Given problem: Scan the data below for the string "квартала". Copy every line where it appears.

Start Records supplied

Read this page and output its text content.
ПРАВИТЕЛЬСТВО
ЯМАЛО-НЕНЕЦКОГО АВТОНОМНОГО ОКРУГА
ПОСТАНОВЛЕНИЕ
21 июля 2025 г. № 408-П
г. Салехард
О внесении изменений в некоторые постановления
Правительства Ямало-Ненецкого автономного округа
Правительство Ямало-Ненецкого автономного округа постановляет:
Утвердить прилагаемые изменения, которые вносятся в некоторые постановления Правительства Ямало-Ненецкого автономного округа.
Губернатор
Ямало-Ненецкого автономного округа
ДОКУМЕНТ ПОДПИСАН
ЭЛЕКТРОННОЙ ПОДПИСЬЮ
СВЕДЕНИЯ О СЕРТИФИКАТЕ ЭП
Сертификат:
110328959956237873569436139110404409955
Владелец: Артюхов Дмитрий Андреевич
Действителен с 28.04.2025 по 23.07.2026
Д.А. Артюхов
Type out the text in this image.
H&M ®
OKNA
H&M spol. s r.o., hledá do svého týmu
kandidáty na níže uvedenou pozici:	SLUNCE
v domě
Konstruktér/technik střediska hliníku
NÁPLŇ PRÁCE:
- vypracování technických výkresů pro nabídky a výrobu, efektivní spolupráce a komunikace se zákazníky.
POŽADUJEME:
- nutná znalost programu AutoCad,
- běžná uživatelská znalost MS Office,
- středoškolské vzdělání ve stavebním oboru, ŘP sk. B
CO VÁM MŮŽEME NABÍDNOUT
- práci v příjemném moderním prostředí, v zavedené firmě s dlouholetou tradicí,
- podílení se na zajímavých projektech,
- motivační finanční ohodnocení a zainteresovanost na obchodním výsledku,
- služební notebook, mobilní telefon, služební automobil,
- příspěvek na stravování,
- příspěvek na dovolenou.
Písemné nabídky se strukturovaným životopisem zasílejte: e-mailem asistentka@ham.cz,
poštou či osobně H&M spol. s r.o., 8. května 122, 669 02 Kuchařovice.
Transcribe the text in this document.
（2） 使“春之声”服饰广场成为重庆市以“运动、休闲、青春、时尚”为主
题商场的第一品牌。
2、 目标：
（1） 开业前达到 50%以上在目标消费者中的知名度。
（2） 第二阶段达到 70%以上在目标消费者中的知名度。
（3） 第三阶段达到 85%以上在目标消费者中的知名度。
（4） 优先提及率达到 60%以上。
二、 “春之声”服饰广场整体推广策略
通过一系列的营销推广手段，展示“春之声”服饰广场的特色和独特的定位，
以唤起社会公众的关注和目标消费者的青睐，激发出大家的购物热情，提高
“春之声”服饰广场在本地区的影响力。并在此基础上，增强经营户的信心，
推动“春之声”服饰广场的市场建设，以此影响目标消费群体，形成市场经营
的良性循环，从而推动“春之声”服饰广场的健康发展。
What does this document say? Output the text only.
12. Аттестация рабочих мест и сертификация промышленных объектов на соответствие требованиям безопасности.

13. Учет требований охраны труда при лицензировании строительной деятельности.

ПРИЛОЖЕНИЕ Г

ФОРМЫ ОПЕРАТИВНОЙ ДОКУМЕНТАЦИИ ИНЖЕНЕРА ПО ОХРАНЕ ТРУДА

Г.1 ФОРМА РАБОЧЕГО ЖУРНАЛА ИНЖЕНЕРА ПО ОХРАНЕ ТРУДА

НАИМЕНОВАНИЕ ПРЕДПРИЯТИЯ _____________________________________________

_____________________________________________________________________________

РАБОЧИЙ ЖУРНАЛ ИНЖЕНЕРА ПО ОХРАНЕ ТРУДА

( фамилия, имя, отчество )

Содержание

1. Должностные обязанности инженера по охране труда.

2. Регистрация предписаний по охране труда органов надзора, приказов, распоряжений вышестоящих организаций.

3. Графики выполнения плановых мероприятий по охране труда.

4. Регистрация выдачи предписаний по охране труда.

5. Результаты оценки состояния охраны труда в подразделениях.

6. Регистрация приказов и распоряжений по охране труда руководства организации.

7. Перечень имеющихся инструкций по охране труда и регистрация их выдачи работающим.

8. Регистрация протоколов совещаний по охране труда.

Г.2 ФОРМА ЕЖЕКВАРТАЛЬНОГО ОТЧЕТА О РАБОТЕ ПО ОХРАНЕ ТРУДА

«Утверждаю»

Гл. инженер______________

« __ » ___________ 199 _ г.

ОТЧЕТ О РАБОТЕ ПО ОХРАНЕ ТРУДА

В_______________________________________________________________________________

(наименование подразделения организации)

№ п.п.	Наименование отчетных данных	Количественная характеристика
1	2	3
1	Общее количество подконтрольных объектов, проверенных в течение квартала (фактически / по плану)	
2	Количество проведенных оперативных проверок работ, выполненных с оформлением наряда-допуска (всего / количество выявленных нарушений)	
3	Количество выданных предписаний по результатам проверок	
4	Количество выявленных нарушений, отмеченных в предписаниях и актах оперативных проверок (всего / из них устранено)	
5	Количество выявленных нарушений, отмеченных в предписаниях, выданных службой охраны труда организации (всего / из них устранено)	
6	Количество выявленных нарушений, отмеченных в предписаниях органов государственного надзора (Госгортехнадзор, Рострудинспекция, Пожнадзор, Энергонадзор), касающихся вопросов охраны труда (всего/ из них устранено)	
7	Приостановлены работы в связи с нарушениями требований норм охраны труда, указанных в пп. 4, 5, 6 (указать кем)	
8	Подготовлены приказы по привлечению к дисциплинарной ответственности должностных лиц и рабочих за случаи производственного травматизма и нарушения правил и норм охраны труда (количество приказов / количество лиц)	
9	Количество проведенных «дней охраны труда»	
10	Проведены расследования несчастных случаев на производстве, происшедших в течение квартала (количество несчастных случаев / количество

End Records supplied

Written response:
1	Общее количество подконтрольных объектов, проверенных в течение квартала (фактически / по плану)	
10	Проведены расследования несчастных случаев на производстве, происшедших в течение квартала (количество несчастных случаев / количество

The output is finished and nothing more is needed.